**TASK:**
Find the number of lines containing the string "circle" in the data. Answer with the number by itself.

Figure dataset records

• • •

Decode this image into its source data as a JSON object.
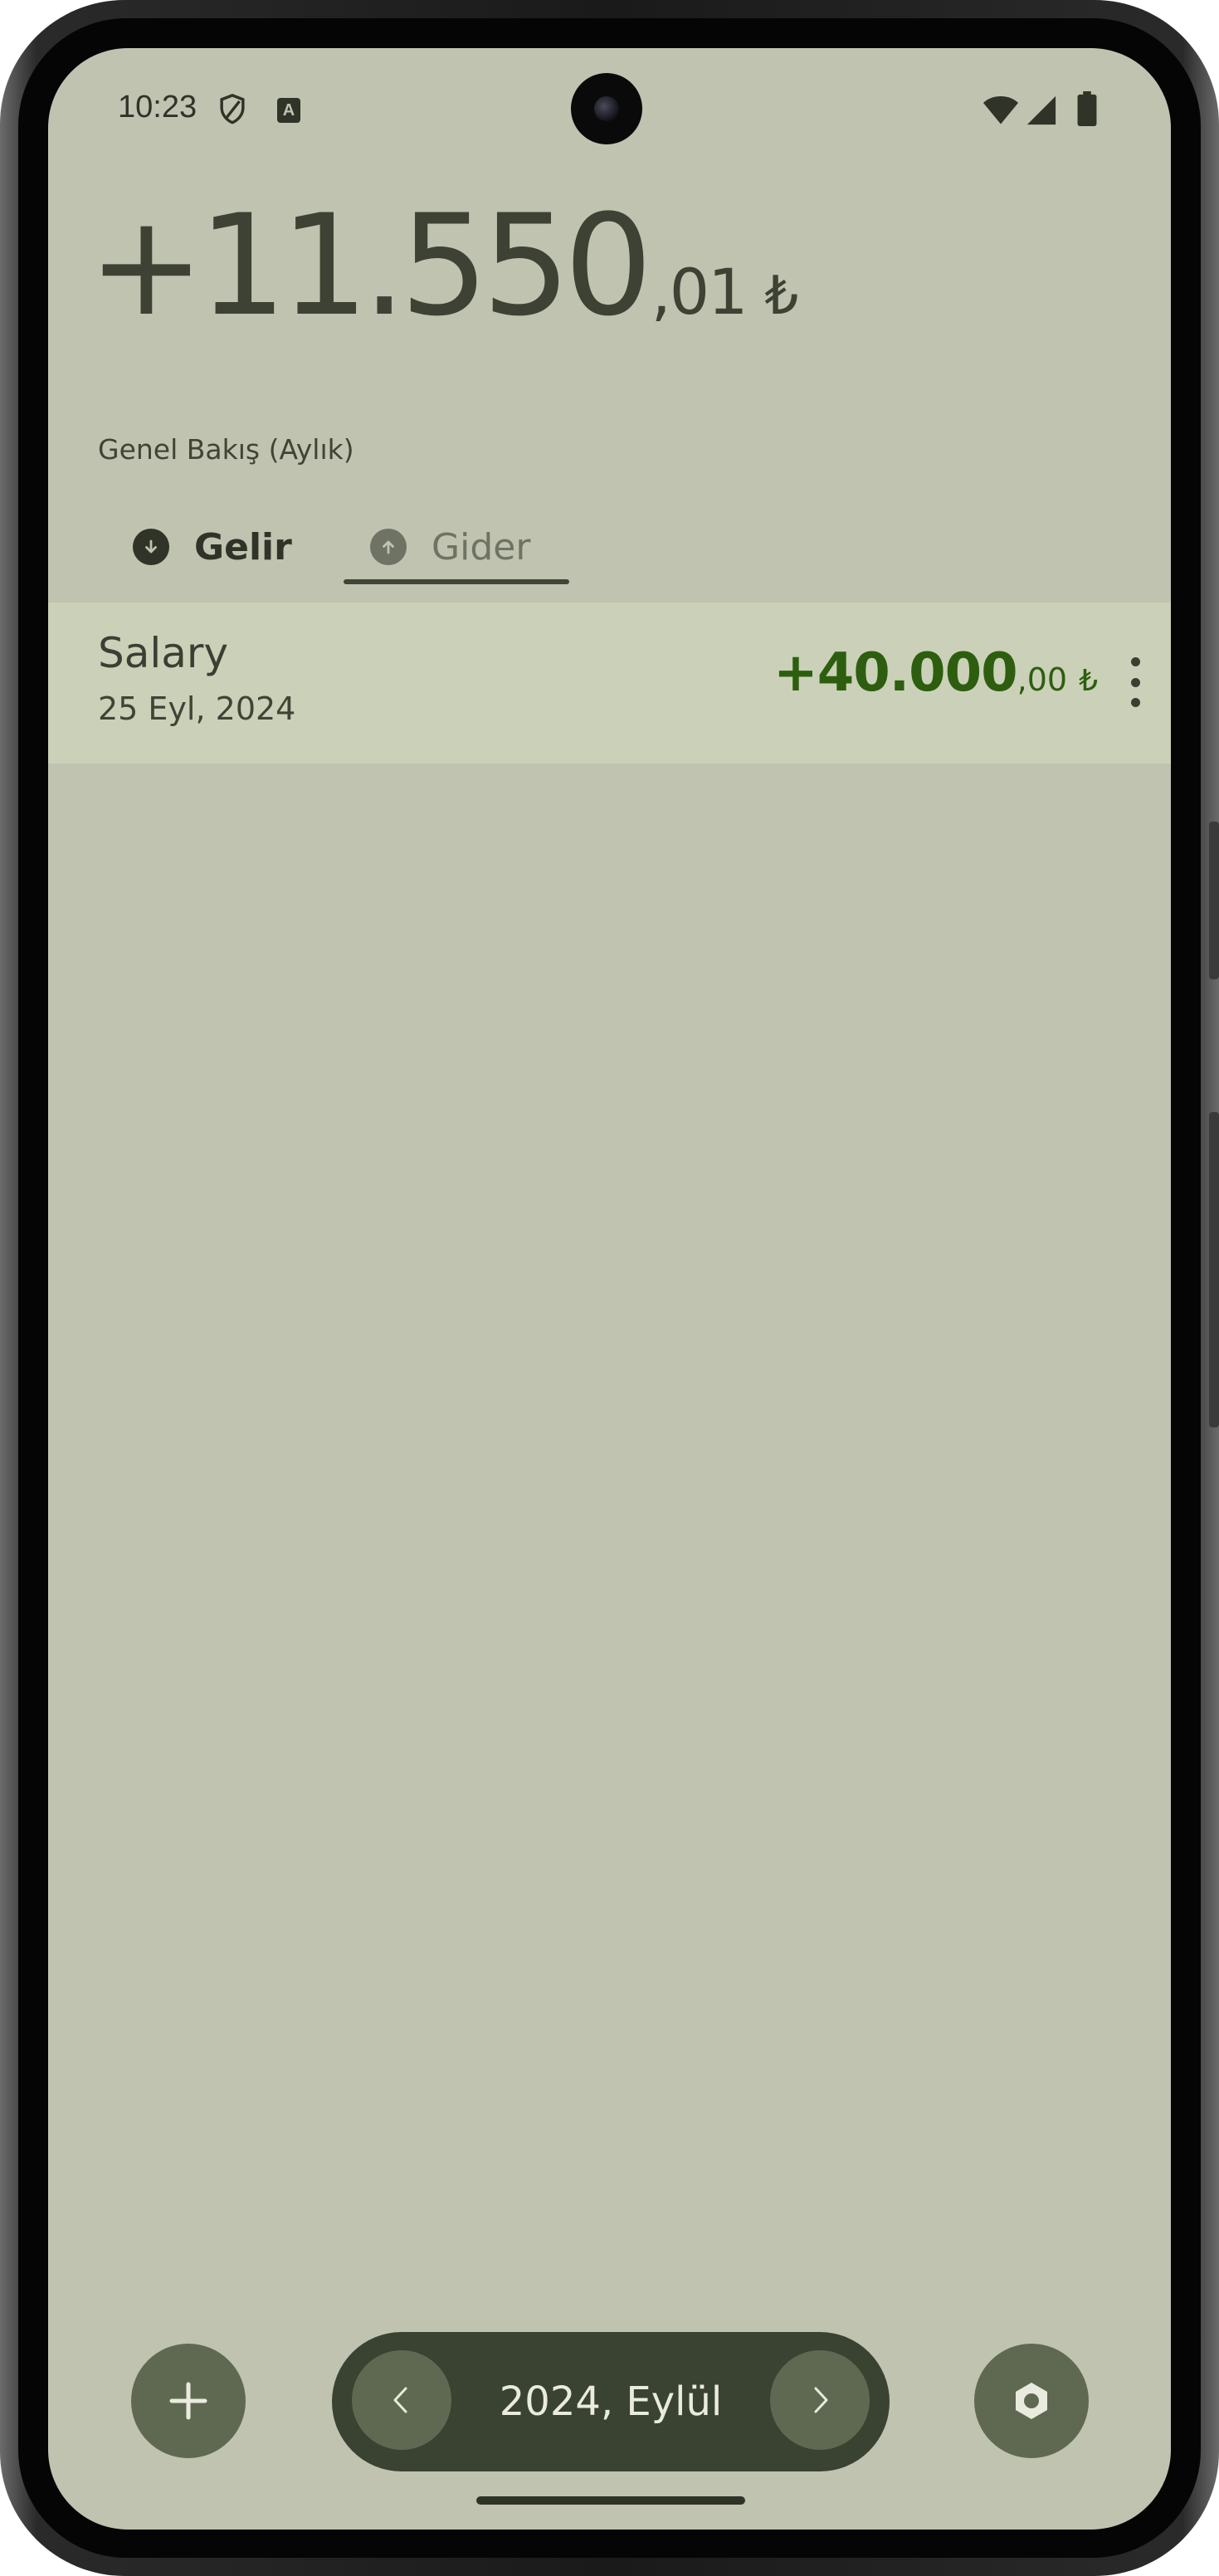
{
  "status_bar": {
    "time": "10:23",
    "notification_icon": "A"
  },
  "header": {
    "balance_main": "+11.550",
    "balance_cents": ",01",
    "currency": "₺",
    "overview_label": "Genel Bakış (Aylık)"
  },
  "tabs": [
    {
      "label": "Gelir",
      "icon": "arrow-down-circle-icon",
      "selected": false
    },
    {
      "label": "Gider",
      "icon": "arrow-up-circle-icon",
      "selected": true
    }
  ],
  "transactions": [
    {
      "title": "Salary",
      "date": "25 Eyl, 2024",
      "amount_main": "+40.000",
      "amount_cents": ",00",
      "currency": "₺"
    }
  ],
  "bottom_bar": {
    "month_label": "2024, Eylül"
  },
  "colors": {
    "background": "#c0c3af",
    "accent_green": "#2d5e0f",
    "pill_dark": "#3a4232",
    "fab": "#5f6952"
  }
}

• • •

**CORRECT ANSWER:**
2